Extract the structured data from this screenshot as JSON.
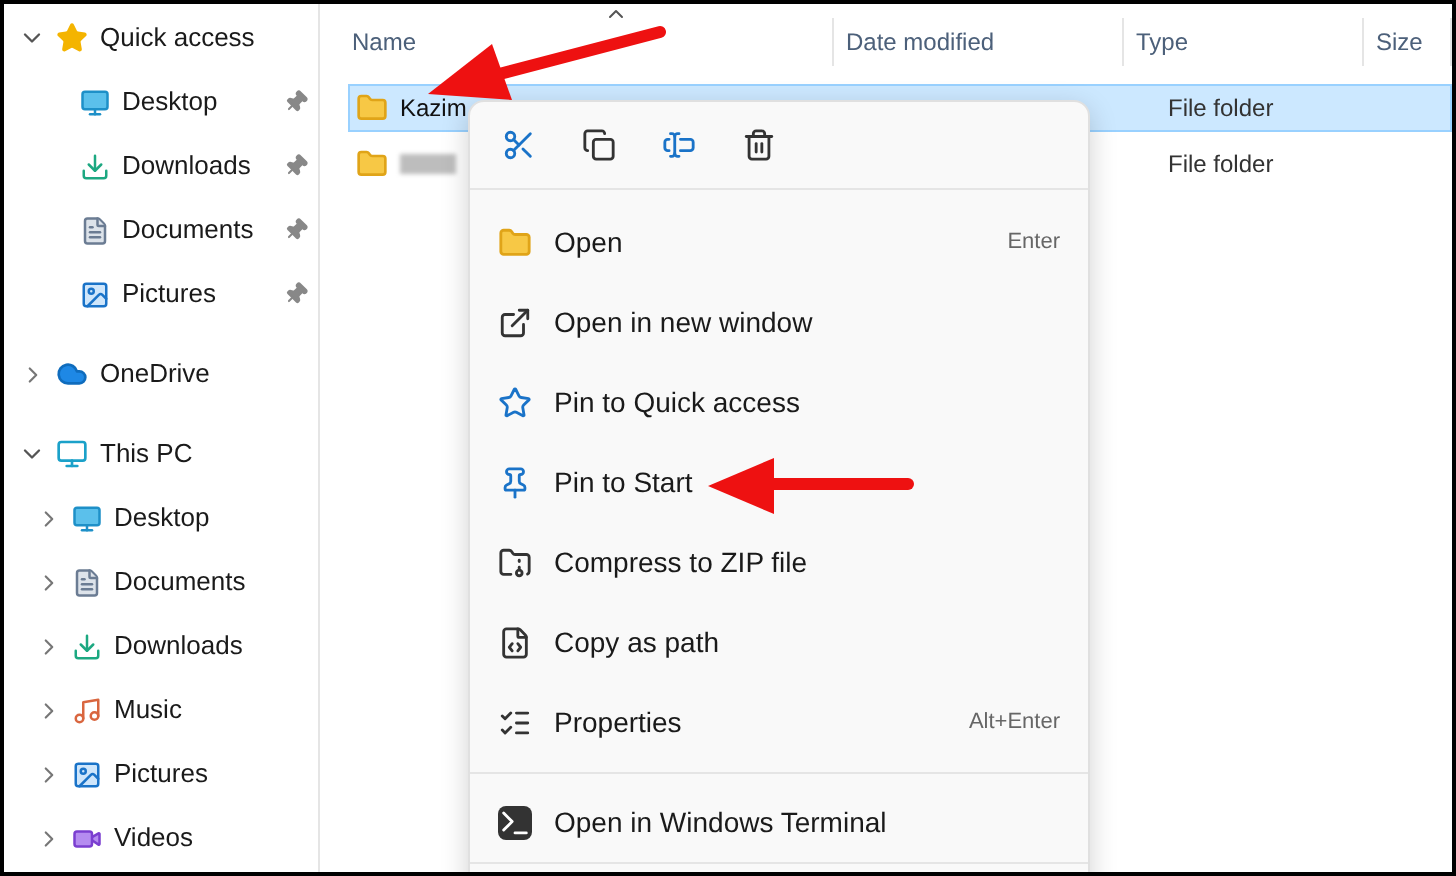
{
  "sidebar": {
    "groups": [
      {
        "label": "Quick access",
        "kind": "quick",
        "expanded": true,
        "items": [
          {
            "label": "Desktop",
            "kind": "desktop",
            "pinned": true
          },
          {
            "label": "Downloads",
            "kind": "downloads",
            "pinned": true
          },
          {
            "label": "Documents",
            "kind": "documents",
            "pinned": true
          },
          {
            "label": "Pictures",
            "kind": "pictures",
            "pinned": true
          }
        ]
      },
      {
        "label": "OneDrive",
        "kind": "cloud",
        "expanded": false
      },
      {
        "label": "This PC",
        "kind": "pc",
        "expanded": true,
        "items": [
          {
            "label": "Desktop",
            "kind": "desktop",
            "pinned": false
          },
          {
            "label": "Documents",
            "kind": "documents",
            "pinned": false
          },
          {
            "label": "Downloads",
            "kind": "downloads",
            "pinned": false
          },
          {
            "label": "Music",
            "kind": "music",
            "pinned": false
          },
          {
            "label": "Pictures",
            "kind": "pictures",
            "pinned": false
          },
          {
            "label": "Videos",
            "kind": "videos",
            "pinned": false
          }
        ]
      }
    ]
  },
  "table": {
    "columns": [
      "Name",
      "Date modified",
      "Type",
      "Size"
    ],
    "rows": [
      {
        "name": "Kazim",
        "type": "File folder",
        "selected": true
      },
      {
        "type": "File folder",
        "selected": false
      }
    ]
  },
  "context_menu": {
    "sections": [
      [
        {
          "label": "Open",
          "kind": "open",
          "shortcut": "Enter"
        },
        {
          "label": "Open in new window",
          "kind": "new-window"
        },
        {
          "label": "Pin to Quick access",
          "kind": "star"
        },
        {
          "label": "Pin to Start",
          "kind": "pin"
        },
        {
          "label": "Compress to ZIP file",
          "kind": "zip"
        },
        {
          "label": "Copy as path",
          "kind": "path"
        },
        {
          "label": "Properties",
          "kind": "properties",
          "shortcut": "Alt+Enter"
        }
      ],
      [
        {
          "label": "Open in Windows Terminal",
          "kind": "terminal"
        }
      ]
    ]
  }
}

> [AIM]: Find "access". Copy every line it occurs in.

> [ANSWER TO THIS PROBLEM]:
        "label": "Quick access",
          "label": "Pin to Quick access",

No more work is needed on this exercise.